_Exercise goal_.
Write out the lines of the material starting at the line that contains "Give me the" and ending at the line that contains "- x-tick-label: 20: [309, 437, 326, 454]", including both of those lines.

_Information provided_.
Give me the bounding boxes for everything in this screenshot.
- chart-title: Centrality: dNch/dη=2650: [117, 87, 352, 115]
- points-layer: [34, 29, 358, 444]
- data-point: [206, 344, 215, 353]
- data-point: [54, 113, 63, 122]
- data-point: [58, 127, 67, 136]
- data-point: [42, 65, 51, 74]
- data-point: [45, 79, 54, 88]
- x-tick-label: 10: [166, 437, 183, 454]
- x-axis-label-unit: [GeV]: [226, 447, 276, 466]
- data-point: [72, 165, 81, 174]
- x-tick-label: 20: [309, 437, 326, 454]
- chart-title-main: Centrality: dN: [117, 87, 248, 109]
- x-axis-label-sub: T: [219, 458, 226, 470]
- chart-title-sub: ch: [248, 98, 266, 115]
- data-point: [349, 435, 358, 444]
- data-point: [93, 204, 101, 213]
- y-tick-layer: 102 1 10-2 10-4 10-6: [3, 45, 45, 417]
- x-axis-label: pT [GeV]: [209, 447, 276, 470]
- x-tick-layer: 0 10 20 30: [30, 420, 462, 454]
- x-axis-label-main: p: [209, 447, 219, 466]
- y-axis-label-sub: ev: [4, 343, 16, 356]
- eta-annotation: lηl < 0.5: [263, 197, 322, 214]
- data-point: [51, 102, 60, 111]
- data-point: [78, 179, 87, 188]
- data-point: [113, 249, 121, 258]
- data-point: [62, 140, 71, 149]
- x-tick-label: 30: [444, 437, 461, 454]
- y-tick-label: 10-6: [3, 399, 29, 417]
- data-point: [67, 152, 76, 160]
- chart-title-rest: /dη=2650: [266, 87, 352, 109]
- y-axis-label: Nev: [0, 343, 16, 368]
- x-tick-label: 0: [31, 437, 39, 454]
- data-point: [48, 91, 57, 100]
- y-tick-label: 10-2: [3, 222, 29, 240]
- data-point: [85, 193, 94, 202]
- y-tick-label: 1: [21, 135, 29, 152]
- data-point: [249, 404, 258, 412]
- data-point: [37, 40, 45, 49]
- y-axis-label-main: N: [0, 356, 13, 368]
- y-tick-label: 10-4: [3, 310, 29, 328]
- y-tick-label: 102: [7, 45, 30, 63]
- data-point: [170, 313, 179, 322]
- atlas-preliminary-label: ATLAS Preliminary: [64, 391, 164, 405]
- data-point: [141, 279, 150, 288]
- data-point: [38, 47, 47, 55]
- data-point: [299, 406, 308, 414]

--

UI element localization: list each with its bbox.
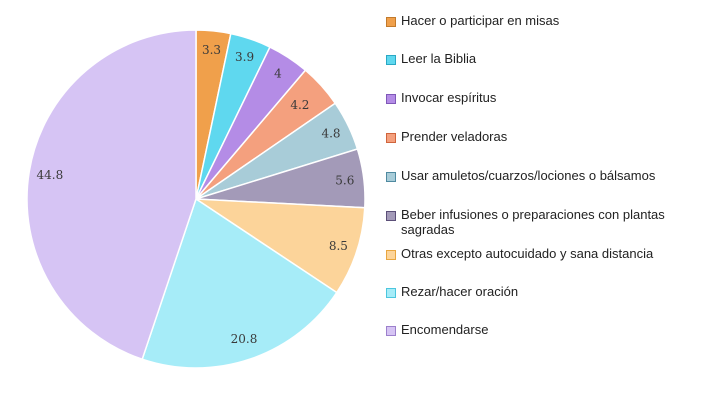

_The reply_.
Give me the bounding boxes for everything in this screenshot.
- chart-title: Centrality: dNch/dη=2650: [117, 87, 352, 115]
- points-layer: [34, 29, 358, 444]
- data-point: [206, 344, 215, 353]
- data-point: [54, 113, 63, 122]
- data-point: [58, 127, 67, 136]
- data-point: [42, 65, 51, 74]
- data-point: [45, 79, 54, 88]
- x-tick-label: 10: [166, 437, 183, 454]
- x-axis-label-unit: [GeV]: [226, 447, 276, 466]
- data-point: [72, 165, 81, 174]
- x-tick-label: 20: [309, 437, 326, 454]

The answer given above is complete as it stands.